Exercise description: In the article on blood pressure medicine timing, how much lower was the risk of stroke for people who took their medicine at bedtime?

Passage:

Blood pressure medicines may work better if they are taken at night.
Spanish researchers randomized 19,084 men and women with diagnoses of high blood pressure, half to take their medicine at bedtime and the other half when they awoke. Over a six-year follow-up, there were 3,246 coronary events — stroke, heart attack, heart failure, angina and others — and 310 deaths from cardiovascular disease.
The study, in the European Heart Journal, controlled for age, sex, number and type of blood pressure medicines, sleep apnea, smoking, diabetes, obesity, cholesterol and dozens of other cardiovascular risk factors.
Compared with those who took their medicine in the morning, those who took it at night were 43 percent less likely to have any cardiovascular event. Their risk for stroke was 49 percent lower, for heart attack 34 percent lower, and for heart failure 42 percent lower. Bedtime users had a 45 percent lower risk for death from any cause, and a 56 percent lower risk for death from cardiovascular disease.
The study also found that bedtime therapy was associated with improved kidney function and healthier cholesterol levels.
“The results were highly significant regardless of age or sex,” said the lead author, Ramón C. Hermida, a professor of biomedical engineering at the University of Vigo in Spain. Check with your doctor before changing your medication routine. But taking medicine at bedtime, he said, “is a cost-free intervention that can be directly applicable to all hypertensive patients.”

Supplied records:
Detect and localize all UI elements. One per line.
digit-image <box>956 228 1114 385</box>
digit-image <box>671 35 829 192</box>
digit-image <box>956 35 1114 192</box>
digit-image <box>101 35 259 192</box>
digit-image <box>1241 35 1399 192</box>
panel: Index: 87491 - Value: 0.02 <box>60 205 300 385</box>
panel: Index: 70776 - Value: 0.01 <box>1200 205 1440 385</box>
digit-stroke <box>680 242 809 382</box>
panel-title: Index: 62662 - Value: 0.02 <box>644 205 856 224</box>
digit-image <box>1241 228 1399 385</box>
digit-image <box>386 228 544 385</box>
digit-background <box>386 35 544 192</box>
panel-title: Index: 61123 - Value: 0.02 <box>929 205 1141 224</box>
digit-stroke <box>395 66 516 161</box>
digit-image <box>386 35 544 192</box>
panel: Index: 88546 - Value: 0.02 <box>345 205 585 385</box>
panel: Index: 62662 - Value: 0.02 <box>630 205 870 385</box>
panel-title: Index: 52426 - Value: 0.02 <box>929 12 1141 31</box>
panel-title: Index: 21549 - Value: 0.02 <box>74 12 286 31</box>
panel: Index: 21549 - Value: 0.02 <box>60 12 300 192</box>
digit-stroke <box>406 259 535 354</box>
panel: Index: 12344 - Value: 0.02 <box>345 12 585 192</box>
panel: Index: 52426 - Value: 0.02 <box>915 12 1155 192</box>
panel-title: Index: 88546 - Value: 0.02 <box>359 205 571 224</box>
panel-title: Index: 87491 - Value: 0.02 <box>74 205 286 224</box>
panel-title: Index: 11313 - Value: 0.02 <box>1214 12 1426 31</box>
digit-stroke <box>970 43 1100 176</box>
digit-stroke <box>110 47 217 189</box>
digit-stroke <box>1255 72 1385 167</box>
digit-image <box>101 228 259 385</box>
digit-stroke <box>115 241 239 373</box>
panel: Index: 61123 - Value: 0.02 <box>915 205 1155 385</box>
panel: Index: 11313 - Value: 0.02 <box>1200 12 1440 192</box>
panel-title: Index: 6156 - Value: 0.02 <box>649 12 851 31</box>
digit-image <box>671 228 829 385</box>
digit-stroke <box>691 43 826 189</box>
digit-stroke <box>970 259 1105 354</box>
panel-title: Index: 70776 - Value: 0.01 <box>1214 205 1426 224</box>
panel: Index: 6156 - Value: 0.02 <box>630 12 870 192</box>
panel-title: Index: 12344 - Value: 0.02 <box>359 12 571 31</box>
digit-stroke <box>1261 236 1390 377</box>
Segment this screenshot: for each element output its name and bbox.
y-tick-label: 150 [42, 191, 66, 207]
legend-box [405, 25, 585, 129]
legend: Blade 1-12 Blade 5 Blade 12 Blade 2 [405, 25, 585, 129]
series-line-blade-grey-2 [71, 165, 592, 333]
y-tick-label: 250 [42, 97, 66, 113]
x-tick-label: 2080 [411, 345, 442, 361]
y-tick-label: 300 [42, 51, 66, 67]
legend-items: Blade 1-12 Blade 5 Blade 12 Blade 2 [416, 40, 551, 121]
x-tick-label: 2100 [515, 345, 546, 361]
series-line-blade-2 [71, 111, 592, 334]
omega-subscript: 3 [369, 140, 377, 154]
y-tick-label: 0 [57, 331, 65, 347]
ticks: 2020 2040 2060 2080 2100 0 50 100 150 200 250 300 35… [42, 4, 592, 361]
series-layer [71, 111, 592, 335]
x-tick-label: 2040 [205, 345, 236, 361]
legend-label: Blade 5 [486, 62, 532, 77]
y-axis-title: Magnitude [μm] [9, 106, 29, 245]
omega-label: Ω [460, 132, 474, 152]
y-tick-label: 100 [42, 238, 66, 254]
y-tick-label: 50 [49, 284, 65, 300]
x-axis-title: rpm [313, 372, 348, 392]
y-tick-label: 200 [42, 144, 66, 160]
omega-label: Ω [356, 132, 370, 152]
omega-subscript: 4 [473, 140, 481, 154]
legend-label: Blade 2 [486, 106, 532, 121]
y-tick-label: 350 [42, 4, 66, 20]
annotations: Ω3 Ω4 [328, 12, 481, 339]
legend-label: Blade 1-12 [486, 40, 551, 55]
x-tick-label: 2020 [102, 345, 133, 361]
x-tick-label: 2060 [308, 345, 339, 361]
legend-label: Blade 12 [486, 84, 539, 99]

Result of this exercise: 49 percent lower